(Items from a dataset)
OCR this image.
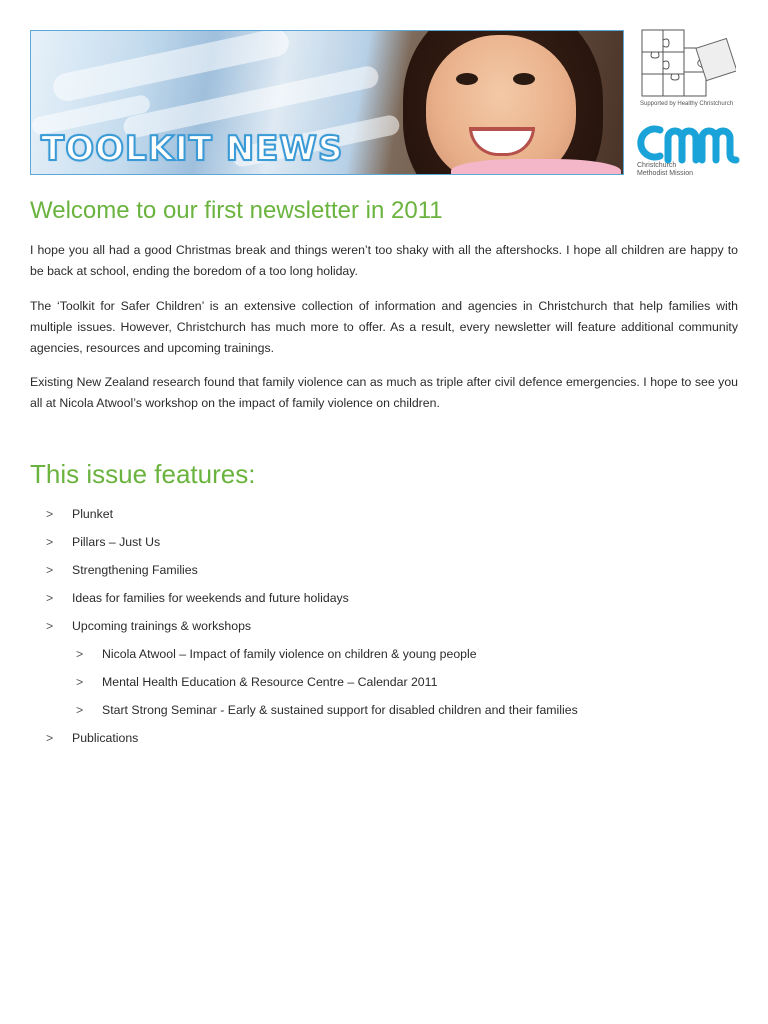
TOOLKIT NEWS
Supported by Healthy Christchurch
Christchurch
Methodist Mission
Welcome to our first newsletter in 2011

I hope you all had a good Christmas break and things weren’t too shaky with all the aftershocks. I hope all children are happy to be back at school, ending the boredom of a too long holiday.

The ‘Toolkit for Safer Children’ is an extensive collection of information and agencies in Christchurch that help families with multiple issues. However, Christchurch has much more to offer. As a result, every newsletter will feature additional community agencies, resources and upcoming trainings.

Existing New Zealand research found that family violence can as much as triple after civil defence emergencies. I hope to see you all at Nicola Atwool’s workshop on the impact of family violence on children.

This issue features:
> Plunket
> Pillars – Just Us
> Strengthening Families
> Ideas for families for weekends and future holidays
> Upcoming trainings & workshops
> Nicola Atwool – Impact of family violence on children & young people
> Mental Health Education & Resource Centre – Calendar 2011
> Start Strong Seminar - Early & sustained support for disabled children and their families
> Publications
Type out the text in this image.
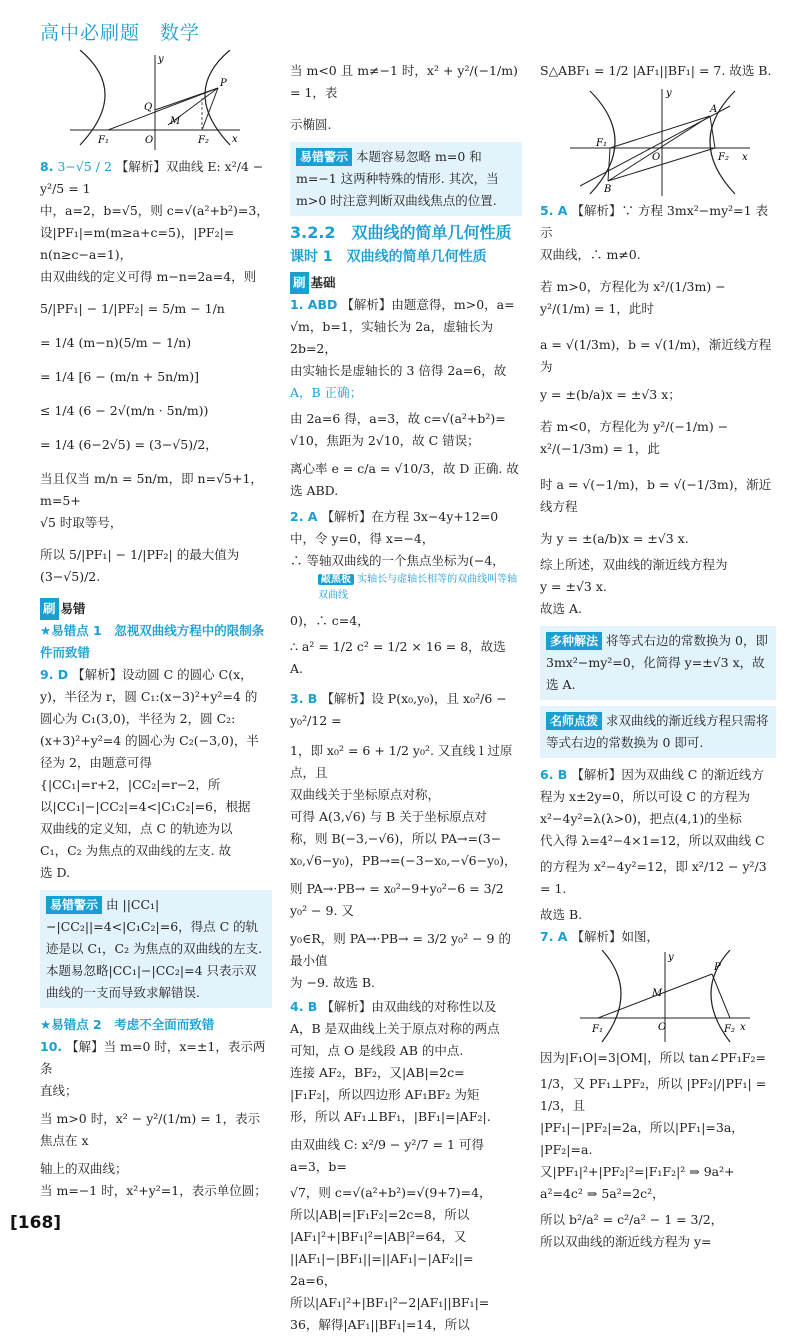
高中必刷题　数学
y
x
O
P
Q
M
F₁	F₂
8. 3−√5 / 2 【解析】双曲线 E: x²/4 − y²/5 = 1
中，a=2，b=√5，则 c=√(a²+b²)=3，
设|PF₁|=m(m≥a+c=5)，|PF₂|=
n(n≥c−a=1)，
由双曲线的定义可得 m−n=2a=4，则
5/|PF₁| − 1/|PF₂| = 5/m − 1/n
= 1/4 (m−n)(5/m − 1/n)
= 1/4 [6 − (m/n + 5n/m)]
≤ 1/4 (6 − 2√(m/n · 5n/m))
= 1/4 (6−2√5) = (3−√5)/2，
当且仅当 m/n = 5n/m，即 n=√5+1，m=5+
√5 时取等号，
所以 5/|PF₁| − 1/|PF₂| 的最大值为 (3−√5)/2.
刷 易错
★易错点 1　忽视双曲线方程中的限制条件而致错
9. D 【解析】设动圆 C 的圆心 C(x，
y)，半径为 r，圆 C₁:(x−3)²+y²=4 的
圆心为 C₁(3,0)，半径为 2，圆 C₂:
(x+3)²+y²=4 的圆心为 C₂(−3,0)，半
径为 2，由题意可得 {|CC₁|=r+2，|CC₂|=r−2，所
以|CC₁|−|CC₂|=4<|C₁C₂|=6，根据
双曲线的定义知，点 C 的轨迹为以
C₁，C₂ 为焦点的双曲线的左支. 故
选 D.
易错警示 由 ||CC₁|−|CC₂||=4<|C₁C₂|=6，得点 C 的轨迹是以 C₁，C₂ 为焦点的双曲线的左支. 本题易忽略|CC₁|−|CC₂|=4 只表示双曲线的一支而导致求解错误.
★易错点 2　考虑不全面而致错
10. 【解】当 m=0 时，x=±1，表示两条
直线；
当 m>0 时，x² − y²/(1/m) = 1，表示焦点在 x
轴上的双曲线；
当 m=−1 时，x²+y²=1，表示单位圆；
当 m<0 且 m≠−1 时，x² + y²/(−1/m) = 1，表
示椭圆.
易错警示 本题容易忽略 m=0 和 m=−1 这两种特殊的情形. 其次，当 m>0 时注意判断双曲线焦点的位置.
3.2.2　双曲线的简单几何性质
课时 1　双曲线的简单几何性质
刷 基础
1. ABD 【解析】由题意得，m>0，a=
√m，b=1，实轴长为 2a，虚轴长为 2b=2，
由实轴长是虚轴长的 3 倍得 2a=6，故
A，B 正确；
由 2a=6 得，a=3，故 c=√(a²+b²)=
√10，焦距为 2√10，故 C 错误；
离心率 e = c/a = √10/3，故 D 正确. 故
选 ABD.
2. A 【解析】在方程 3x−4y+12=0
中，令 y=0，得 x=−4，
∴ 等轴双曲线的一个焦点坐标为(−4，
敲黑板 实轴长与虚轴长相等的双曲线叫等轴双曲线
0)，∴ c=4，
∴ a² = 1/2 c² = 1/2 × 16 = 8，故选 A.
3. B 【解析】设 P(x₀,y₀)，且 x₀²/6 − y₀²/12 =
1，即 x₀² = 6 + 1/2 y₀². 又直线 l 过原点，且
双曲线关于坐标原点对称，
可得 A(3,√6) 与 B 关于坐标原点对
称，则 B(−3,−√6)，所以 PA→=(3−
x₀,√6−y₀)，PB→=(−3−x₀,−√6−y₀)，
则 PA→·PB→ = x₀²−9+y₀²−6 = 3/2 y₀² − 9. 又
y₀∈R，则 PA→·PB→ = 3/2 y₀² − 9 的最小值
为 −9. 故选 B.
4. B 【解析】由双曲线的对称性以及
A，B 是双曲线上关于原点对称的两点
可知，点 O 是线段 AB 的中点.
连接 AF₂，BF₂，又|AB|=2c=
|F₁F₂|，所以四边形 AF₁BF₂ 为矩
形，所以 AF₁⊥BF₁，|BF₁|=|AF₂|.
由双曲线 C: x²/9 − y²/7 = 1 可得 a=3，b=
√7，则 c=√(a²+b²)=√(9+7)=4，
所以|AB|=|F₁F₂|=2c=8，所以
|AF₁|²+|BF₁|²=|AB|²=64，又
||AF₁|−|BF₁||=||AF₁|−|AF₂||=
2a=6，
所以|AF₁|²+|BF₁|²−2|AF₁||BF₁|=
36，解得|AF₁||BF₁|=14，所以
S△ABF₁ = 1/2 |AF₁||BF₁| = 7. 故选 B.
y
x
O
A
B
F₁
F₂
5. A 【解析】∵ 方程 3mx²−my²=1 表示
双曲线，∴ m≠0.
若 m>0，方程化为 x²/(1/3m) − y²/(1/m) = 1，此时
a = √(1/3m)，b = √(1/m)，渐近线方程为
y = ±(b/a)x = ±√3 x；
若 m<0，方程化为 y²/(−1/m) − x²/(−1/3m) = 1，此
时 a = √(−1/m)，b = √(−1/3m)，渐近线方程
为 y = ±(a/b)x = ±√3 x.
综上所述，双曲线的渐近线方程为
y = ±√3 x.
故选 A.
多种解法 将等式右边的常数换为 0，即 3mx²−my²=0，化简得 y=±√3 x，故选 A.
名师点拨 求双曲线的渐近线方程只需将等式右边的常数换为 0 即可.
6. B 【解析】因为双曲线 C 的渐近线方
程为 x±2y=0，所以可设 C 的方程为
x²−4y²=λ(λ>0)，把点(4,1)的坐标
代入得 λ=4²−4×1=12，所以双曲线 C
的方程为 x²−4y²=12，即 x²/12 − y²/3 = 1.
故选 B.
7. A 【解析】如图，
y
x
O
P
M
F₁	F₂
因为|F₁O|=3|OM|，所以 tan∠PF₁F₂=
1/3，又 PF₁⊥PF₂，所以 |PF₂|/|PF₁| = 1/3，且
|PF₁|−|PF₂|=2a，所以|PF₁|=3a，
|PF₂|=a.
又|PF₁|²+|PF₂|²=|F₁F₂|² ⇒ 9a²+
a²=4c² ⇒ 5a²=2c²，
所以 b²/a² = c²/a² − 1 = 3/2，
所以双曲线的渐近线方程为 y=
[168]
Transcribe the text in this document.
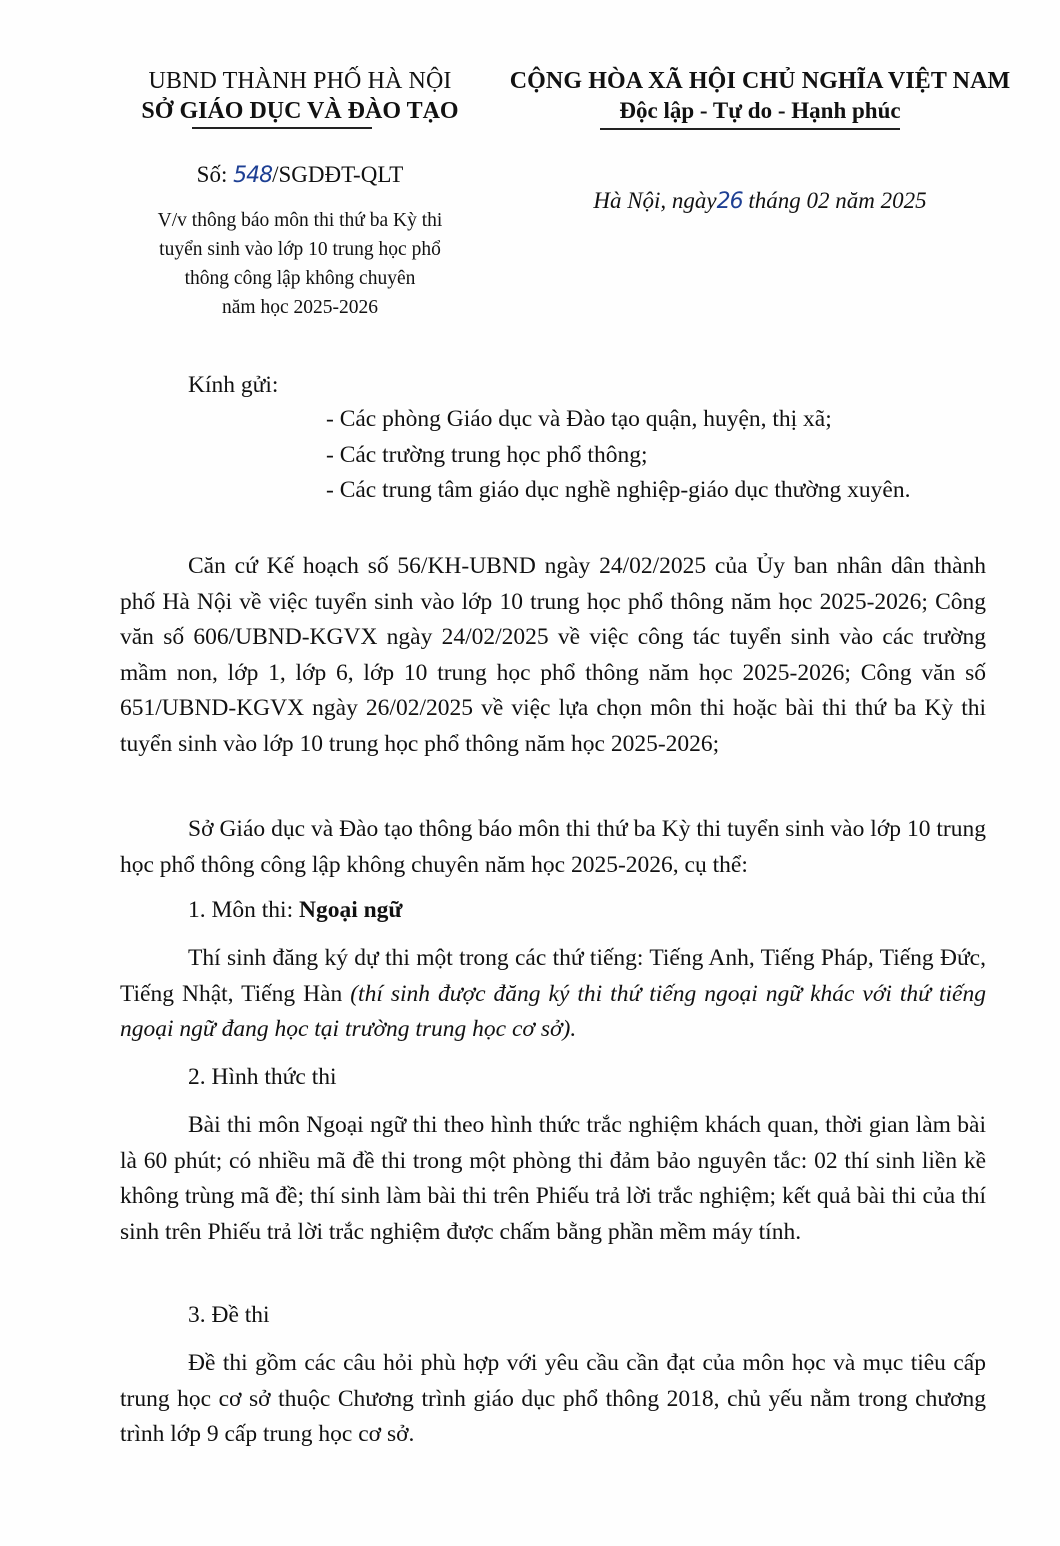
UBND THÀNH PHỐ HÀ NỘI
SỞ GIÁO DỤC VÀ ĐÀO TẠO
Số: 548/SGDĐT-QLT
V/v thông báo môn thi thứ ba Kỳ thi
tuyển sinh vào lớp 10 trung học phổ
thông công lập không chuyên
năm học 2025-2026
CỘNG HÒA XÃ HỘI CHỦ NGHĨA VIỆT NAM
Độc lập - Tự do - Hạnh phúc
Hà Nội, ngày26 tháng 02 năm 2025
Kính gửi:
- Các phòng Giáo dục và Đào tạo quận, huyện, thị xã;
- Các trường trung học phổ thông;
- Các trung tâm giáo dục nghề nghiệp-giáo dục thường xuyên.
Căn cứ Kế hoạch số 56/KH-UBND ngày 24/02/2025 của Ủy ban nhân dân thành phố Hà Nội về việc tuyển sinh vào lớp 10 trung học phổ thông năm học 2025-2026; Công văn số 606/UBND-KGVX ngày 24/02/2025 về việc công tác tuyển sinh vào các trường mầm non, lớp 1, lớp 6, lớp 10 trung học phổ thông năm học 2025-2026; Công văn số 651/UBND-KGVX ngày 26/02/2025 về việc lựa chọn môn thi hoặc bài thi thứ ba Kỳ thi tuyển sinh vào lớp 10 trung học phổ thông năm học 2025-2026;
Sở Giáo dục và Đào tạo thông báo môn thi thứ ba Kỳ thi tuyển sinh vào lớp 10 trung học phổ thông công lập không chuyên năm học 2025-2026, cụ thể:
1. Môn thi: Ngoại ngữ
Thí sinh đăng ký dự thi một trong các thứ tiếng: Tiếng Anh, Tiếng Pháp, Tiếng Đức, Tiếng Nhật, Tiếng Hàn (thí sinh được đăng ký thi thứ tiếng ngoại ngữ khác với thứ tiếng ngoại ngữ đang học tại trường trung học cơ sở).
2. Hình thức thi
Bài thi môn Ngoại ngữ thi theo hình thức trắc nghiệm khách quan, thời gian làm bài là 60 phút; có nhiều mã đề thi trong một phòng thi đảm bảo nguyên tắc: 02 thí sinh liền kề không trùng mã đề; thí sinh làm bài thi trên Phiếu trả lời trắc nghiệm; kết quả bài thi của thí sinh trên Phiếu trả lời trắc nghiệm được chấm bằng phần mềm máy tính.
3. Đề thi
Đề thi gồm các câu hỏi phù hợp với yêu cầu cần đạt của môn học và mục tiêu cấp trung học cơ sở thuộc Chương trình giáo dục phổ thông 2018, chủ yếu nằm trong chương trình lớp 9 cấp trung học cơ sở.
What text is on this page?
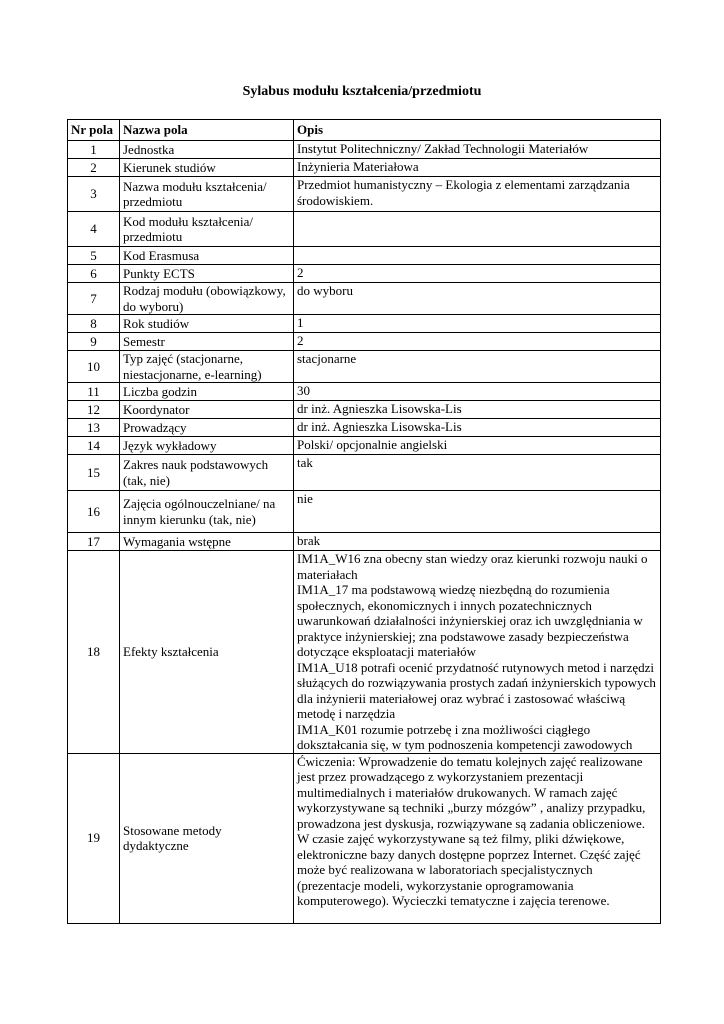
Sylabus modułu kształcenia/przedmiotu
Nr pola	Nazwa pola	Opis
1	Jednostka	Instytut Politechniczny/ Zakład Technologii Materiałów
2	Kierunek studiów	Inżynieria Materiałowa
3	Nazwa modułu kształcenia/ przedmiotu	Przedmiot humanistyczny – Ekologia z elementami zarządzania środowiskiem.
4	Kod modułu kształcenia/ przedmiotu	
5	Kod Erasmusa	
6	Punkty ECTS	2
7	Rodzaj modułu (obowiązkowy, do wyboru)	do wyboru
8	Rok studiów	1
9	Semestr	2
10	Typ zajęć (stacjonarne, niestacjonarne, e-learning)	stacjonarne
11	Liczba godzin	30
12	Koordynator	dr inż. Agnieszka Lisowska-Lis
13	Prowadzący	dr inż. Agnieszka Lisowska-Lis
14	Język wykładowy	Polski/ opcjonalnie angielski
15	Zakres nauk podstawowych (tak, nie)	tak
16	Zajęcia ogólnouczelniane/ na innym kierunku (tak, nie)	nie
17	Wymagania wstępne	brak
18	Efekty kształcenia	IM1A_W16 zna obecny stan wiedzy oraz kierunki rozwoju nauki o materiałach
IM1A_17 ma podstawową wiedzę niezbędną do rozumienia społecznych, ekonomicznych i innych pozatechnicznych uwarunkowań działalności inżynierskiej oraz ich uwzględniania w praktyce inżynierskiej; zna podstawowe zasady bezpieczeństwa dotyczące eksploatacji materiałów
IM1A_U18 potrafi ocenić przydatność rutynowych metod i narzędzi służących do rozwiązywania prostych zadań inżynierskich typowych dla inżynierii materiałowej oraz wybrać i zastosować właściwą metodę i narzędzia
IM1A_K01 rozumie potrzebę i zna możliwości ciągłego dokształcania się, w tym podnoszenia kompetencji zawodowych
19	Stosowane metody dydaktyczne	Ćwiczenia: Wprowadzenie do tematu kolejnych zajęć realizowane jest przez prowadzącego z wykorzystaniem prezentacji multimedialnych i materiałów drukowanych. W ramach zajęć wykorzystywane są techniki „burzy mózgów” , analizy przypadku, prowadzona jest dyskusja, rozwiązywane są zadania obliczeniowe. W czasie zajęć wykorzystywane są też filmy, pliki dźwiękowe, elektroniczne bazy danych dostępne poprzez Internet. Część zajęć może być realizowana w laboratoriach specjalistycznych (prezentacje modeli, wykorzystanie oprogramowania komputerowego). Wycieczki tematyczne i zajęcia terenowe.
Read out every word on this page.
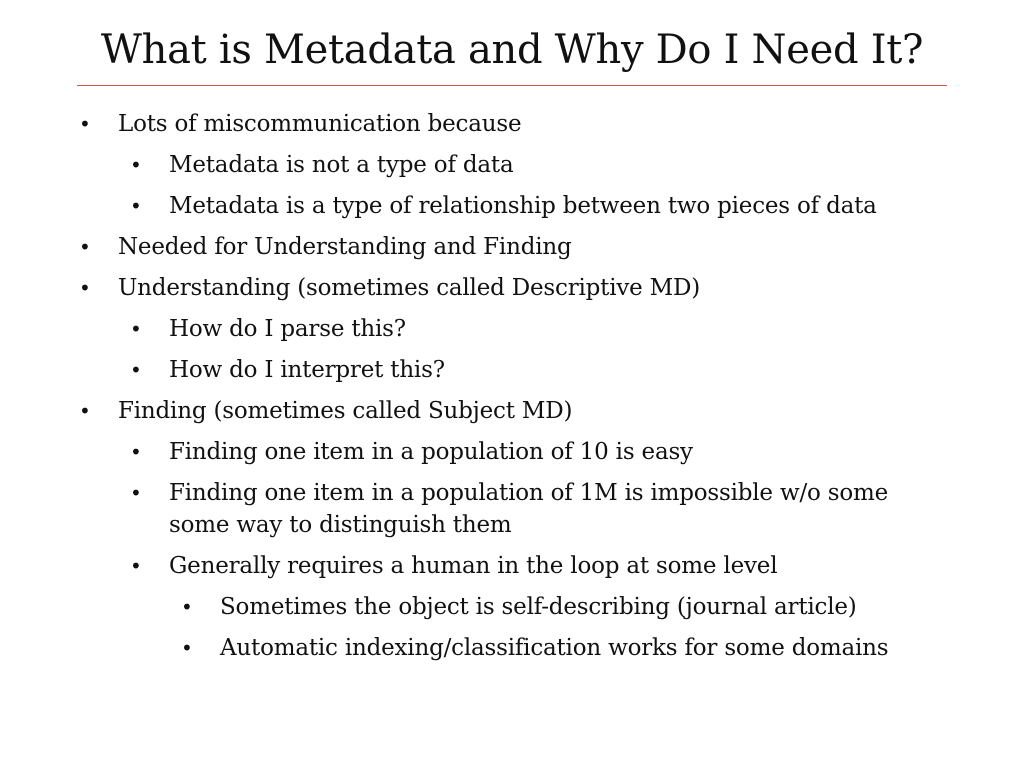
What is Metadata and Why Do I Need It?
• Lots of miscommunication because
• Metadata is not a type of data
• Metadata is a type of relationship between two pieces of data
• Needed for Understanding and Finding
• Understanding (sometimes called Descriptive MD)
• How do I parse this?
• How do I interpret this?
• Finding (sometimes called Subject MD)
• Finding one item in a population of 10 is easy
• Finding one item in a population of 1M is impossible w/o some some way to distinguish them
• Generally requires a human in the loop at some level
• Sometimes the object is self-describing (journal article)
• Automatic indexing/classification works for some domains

#### [WORK TO BE COMPLETED]
Pick out and copy every line that contains the word "方程化为".

#### [WORKED SOLUTION]
若 m>0，方程化为 x²/(1/3m) − y²/(1/m) = 1，此时
若 m<0，方程化为 y²/(−1/m) − x²/(−1/3m) = 1，此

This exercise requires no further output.